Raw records
################

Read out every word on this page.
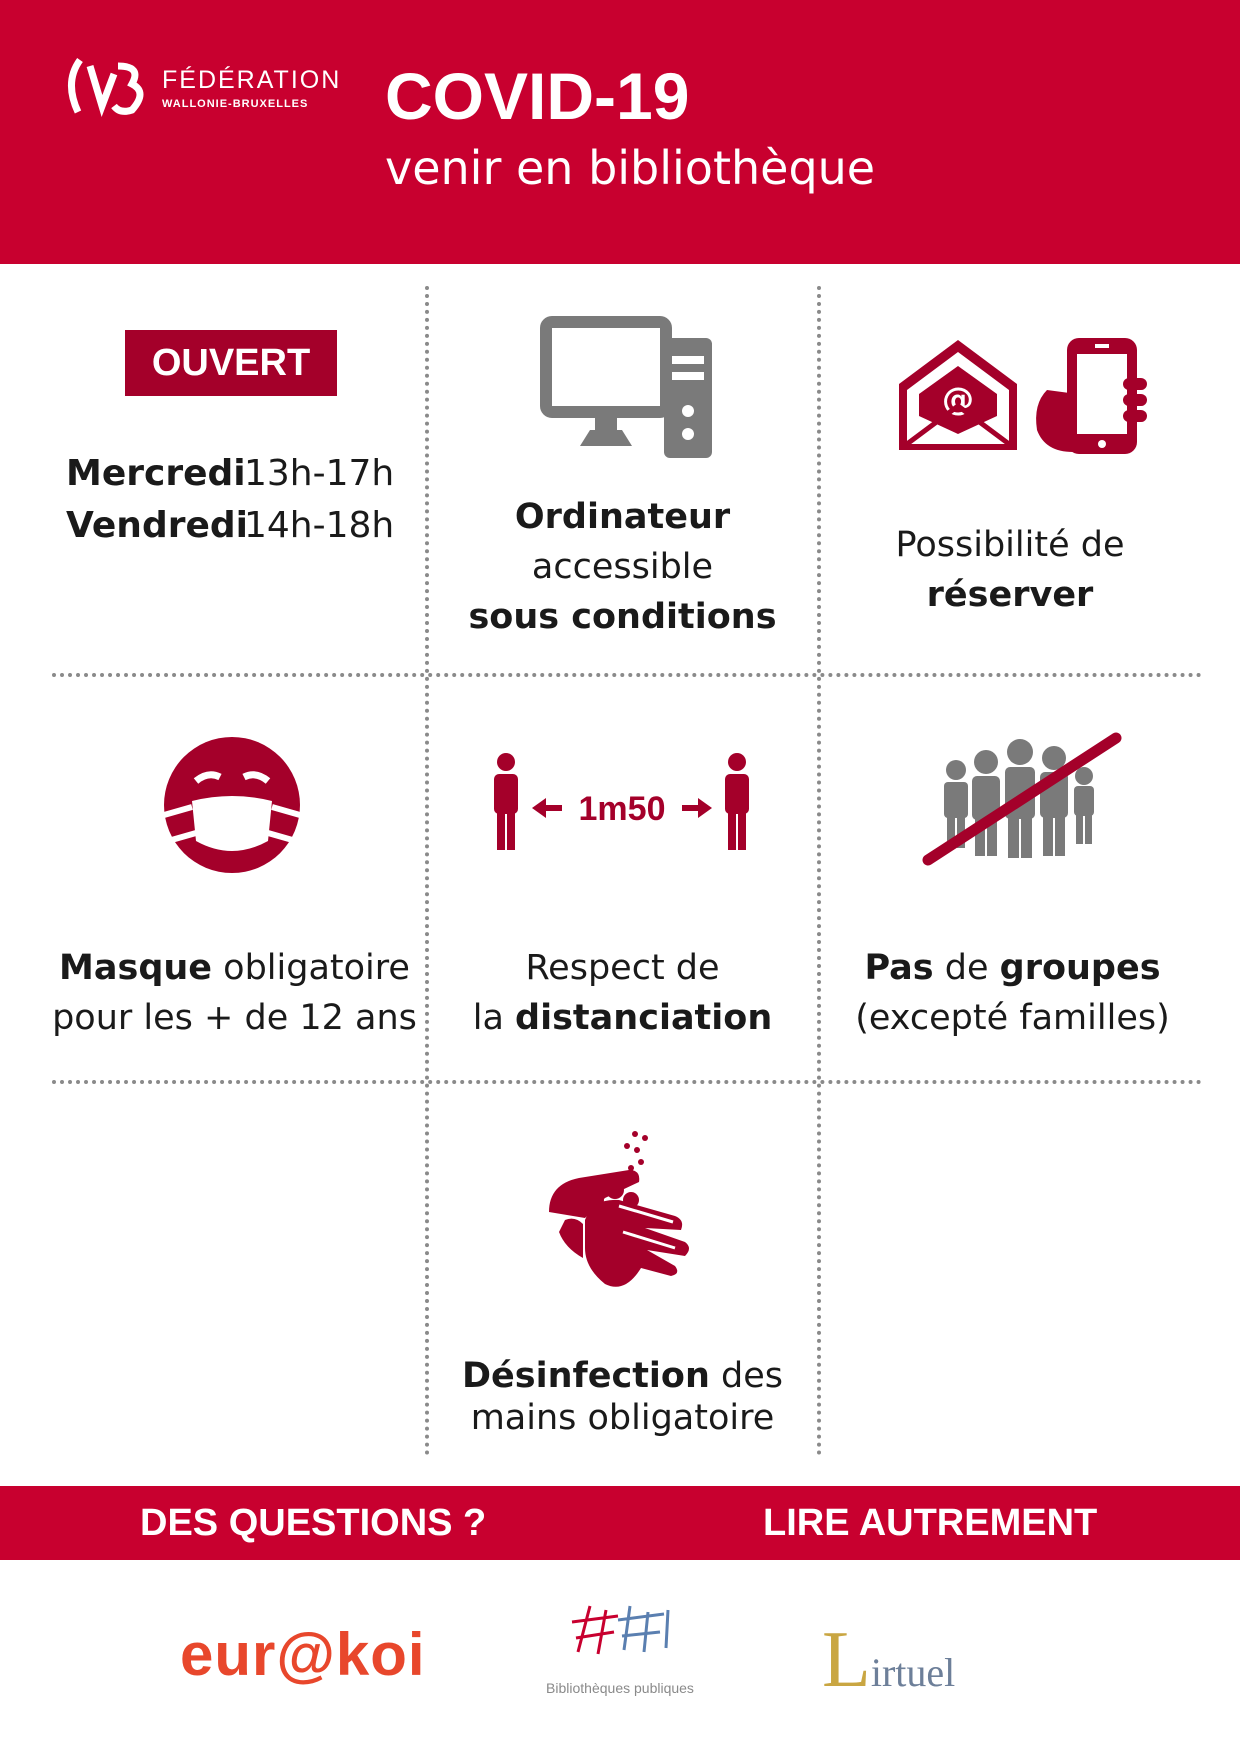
FÉDÉRATION
WALLONIE-BRUXELLES COVID-19
venir en bibliothèque
OUVERT
Mercredi
13h-17h
Vendredi
14h-18h	Ordinateur
accessible
sous conditions
@
Possibilité de
réserver
Masque obligatoire
pour les + de 12 ans
1m50
Respect de
la distanciation
Pas de groupes
(excepté familles)
Désinfection des
mains obligatoire
DES QUESTIONS ?	LIRE AUTREMENT
eur@koi	Bibliothèques publiques	Lirtuel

################

(Required work):
Show every line from the entries above in which "obligatoire" appears.

(Written response):
Masque obligatoire
mains obligatoire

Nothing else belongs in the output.